*WHAT THIS TASK INVOLVES*
Return the records in full, exactly as given.

=== RAW RECORDS ===

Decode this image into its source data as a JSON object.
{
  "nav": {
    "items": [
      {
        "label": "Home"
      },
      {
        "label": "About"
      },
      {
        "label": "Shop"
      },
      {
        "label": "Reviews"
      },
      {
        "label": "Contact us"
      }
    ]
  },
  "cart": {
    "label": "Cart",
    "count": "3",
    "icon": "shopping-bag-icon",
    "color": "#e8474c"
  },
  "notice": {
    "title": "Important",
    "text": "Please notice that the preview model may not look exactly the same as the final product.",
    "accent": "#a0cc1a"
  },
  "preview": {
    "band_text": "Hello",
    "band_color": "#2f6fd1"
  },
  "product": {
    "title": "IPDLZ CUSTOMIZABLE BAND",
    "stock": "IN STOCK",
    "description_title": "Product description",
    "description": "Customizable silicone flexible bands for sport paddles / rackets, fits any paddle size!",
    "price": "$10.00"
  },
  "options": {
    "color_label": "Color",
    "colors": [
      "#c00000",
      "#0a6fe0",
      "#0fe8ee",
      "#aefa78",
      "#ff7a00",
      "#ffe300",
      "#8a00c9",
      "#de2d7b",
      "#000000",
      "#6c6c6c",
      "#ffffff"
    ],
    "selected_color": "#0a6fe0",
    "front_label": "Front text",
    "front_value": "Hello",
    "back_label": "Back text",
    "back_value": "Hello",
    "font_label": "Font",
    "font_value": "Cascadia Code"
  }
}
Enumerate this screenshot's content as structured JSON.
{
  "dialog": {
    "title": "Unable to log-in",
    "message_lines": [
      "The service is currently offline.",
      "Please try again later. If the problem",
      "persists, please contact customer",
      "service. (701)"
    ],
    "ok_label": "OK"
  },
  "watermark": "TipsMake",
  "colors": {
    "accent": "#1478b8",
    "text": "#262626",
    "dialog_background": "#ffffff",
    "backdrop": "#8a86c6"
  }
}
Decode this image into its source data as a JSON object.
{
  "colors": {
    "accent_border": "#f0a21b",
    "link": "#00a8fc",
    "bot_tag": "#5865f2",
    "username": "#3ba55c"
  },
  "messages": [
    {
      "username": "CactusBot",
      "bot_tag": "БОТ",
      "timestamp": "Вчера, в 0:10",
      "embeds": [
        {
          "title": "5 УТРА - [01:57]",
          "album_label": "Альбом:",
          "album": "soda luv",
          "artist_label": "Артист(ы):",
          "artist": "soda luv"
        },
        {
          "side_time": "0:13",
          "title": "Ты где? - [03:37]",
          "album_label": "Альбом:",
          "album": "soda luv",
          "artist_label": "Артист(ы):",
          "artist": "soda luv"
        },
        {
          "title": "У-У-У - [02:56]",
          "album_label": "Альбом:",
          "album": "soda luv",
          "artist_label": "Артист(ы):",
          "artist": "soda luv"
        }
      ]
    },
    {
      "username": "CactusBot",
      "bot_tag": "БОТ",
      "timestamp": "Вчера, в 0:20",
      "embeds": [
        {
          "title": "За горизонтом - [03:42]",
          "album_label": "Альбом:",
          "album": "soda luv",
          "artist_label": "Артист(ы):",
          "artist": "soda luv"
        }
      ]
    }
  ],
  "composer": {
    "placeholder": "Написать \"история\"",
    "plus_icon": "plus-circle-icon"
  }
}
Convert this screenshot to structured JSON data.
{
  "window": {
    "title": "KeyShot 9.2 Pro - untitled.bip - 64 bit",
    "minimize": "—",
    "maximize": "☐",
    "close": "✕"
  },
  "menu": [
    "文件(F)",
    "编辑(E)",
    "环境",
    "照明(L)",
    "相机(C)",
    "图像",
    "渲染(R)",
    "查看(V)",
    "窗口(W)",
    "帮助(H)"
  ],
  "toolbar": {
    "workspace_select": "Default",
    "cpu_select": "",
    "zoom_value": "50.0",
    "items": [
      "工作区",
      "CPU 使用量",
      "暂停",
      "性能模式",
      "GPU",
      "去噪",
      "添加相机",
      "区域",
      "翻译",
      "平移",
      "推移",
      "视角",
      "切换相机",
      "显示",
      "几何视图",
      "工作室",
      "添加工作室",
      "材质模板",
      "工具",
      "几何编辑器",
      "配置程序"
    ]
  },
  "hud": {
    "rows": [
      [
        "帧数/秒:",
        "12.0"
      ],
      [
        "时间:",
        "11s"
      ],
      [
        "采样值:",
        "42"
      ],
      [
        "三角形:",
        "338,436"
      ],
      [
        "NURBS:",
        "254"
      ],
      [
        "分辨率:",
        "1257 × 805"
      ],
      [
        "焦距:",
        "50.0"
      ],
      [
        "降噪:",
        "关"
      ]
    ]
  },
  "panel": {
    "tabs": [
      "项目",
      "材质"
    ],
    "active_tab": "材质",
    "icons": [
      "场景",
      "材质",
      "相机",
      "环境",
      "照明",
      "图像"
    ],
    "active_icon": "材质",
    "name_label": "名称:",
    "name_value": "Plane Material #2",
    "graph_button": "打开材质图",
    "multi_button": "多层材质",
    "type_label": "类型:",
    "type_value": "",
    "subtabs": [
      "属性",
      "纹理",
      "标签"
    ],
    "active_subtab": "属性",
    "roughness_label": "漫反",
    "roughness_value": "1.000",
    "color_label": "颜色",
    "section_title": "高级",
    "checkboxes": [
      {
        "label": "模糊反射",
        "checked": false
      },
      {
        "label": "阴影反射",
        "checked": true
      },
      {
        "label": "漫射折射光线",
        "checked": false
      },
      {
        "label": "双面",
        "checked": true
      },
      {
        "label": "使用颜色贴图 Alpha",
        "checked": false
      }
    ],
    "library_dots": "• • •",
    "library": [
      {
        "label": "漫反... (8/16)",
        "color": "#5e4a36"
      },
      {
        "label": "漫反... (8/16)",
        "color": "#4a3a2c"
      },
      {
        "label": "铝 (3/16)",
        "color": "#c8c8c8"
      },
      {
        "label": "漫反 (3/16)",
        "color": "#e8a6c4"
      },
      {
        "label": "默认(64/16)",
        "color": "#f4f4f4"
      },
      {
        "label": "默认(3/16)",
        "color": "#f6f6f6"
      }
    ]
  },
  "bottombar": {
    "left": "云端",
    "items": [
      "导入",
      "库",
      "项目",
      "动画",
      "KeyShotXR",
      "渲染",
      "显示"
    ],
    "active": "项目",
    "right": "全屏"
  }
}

===

*EXERCISE RESULT*
Decode this image into its source data as a JSON object.
{
  "nav": {
    "items": [
      {
        "label": "Home"
      },
      {
        "label": "About"
      },
      {
        "label": "Shop"
      },
      {
        "label": "Reviews"
      },
      {
        "label": "Contact us"
      }
    ]
  },
  "cart": {
    "label": "Cart",
    "count": "3",
    "icon": "shopping-bag-icon",
    "color": "#e8474c"
  },
  "notice": {
    "title": "Important",
    "text": "Please notice that the preview model may not look exactly the same as the final product.",
    "accent": "#a0cc1a"
  },
  "preview": {
    "band_text": "Hello",
    "band_color": "#2f6fd1"
  },
  "product": {
    "title": "IPDLZ CUSTOMIZABLE BAND",
    "stock": "IN STOCK",
    "description_title": "Product description",
    "description": "Customizable silicone flexible bands for sport paddles / rackets, fits any paddle size!",
    "price": "$10.00"
  },
  "options": {
    "color_label": "Color",
    "colors": [
      "#c00000",
      "#0a6fe0",
      "#0fe8ee",
      "#aefa78",
      "#ff7a00",
      "#ffe300",
      "#8a00c9",
      "#de2d7b",
      "#000000",
      "#6c6c6c",
      "#ffffff"
    ],
    "selected_color": "#0a6fe0",
    "front_label": "Front text",
    "front_value": "Hello",
    "back_label": "Back text",
    "back_value": "Hello",
    "font_label": "Font",
    "font_value": "Cascadia Code"
  }
}
Enumerate this screenshot's content as structured JSON.
{
  "dialog": {
    "title": "Unable to log-in",
    "message_lines": [
      "The service is currently offline.",
      "Please try again later. If the problem",
      "persists, please contact customer",
      "service. (701)"
    ],
    "ok_label": "OK"
  },
  "watermark": "TipsMake",
  "colors": {
    "accent": "#1478b8",
    "text": "#262626",
    "dialog_background": "#ffffff",
    "backdrop": "#8a86c6"
  }
}
Decode this image into its source data as a JSON object.
{
  "colors": {
    "accent_border": "#f0a21b",
    "link": "#00a8fc",
    "bot_tag": "#5865f2",
    "username": "#3ba55c"
  },
  "messages": [
    {
      "username": "CactusBot",
      "bot_tag": "БОТ",
      "timestamp": "Вчера, в 0:10",
      "embeds": [
        {
          "title": "5 УТРА - [01:57]",
          "album_label": "Альбом:",
          "album": "soda luv",
          "artist_label": "Артист(ы):",
          "artist": "soda luv"
        },
        {
          "side_time": "0:13",
          "title": "Ты где? - [03:37]",
          "album_label": "Альбом:",
          "album": "soda luv",
          "artist_label": "Артист(ы):",
          "artist": "soda luv"
        },
        {
          "title": "У-У-У - [02:56]",
          "album_label": "Альбом:",
          "album": "soda luv",
          "artist_label": "Артист(ы):",
          "artist": "soda luv"
        }
      ]
    },
    {
      "username": "CactusBot",
      "bot_tag": "БОТ",
      "timestamp": "Вчера, в 0:20",
      "embeds": [
        {
          "title": "За горизонтом - [03:42]",
          "album_label": "Альбом:",
          "album": "soda luv",
          "artist_label": "Артист(ы):",
          "artist": "soda luv"
        }
      ]
    }
  ],
  "composer": {
    "placeholder": "Написать \"история\"",
    "plus_icon": "plus-circle-icon"
  }
}
Convert this screenshot to structured JSON data.
{
  "window": {
    "title": "KeyShot 9.2 Pro - untitled.bip - 64 bit",
    "minimize": "—",
    "maximize": "☐",
    "close": "✕"
  },
  "menu": [
    "文件(F)",
    "编辑(E)",
    "环境",
    "照明(L)",
    "相机(C)",
    "图像",
    "渲染(R)",
    "查看(V)",
    "窗口(W)",
    "帮助(H)"
  ],
  "toolbar": {
    "workspace_select": "Default",
    "cpu_select": "",
    "zoom_value": "50.0",
    "items": [
      "工作区",
      "CPU 使用量",
      "暂停",
      "性能模式",
      "GPU",
      "去噪",
      "添加相机",
      "区域",
      "翻译",
      "平移",
      "推移",
      "视角",
      "切换相机",
      "显示",
      "几何视图",
      "工作室",
      "添加工作室",
      "材质模板",
      "工具",
      "几何编辑器",
      "配置程序"
    ]
  },
  "hud": {
    "rows": [
      [
        "帧数/秒:",
        "12.0"
      ],
      [
        "时间:",
        "11s"
      ],
      [
        "采样值:",
        "42"
      ],
      [
        "三角形:",
        "338,436"
      ],
      [
        "NURBS:",
        "254"
      ],
      [
        "分辨率:",
        "1257 × 805"
      ],
      [
        "焦距:",
        "50.0"
      ],
      [
        "降噪:",
        "关"
      ]
    ]
  },
  "panel": {
    "tabs": [
      "项目",
      "材质"
    ],
    "active_tab": "材质",
    "icons": [
      "场景",
      "材质",
      "相机",
      "环境",
      "照明",
      "图像"
    ],
    "active_icon": "材质",
    "name_label": "名称:",
    "name_value": "Plane Material #2",
    "graph_button": "打开材质图",
    "multi_button": "多层材质",
    "type_label": "类型:",
    "type_value": "",
    "subtabs": [
      "属性",
      "纹理",
      "标签"
    ],
    "active_subtab": "属性",
    "roughness_label": "漫反",
    "roughness_value": "1.000",
    "color_label": "颜色",
    "section_title": "高级",
    "checkboxes": [
      {
        "label": "模糊反射",
        "checked": false
      },
      {
        "label": "阴影反射",
        "checked": true
      },
      {
        "label": "漫射折射光线",
        "checked": false
      },
      {
        "label": "双面",
        "checked": true
      },
      {
        "label": "使用颜色贴图 Alpha",
        "checked": false
      }
    ],
    "library_dots": "• • •",
    "library": [
      {
        "label": "漫反... (8/16)",
        "color": "#5e4a36"
      },
      {
        "label": "漫反... (8/16)",
        "color": "#4a3a2c"
      },
      {
        "label": "铝 (3/16)",
        "color": "#c8c8c8"
      },
      {
        "label": "漫反 (3/16)",
        "color": "#e8a6c4"
      },
      {
        "label": "默认(64/16)",
        "color": "#f4f4f4"
      },
      {
        "label": "默认(3/16)",
        "color": "#f6f6f6"
      }
    ]
  },
  "bottombar": {
    "left": "云端",
    "items": [
      "导入",
      "库",
      "项目",
      "动画",
      "KeyShotXR",
      "渲染",
      "显示"
    ],
    "active": "项目",
    "right": "全屏"
  }
}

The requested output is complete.